▶ Exercise directions: Would you set down the whole listing again exactly as it appears?

Segment Open

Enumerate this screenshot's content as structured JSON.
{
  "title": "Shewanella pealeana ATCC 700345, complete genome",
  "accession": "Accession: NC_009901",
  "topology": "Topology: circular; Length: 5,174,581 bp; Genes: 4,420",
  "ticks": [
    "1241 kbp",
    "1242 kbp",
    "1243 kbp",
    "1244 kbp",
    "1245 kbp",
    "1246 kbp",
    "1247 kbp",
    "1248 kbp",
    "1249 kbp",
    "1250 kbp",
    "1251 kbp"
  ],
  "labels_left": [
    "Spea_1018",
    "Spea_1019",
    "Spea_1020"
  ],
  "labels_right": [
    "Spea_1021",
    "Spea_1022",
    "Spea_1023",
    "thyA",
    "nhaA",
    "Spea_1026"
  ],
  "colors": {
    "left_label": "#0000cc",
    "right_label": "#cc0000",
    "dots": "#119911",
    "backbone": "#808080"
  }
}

Segment Closed

▶ Expected answer:
Enumerate this screenshot's content as structured JSON.
{
  "title": "Shewanella pealeana ATCC 700345, complete genome",
  "accession": "Accession: NC_009901",
  "topology": "Topology: circular; Length: 5,174,581 bp; Genes: 4,420",
  "ticks": [
    "1241 kbp",
    "1242 kbp",
    "1243 kbp",
    "1244 kbp",
    "1245 kbp",
    "1246 kbp",
    "1247 kbp",
    "1248 kbp",
    "1249 kbp",
    "1250 kbp",
    "1251 kbp"
  ],
  "labels_left": [
    "Spea_1018",
    "Spea_1019",
    "Spea_1020"
  ],
  "labels_right": [
    "Spea_1021",
    "Spea_1022",
    "Spea_1023",
    "thyA",
    "nhaA",
    "Spea_1026"
  ],
  "colors": {
    "left_label": "#0000cc",
    "right_label": "#cc0000",
    "dots": "#119911",
    "backbone": "#808080"
  }
}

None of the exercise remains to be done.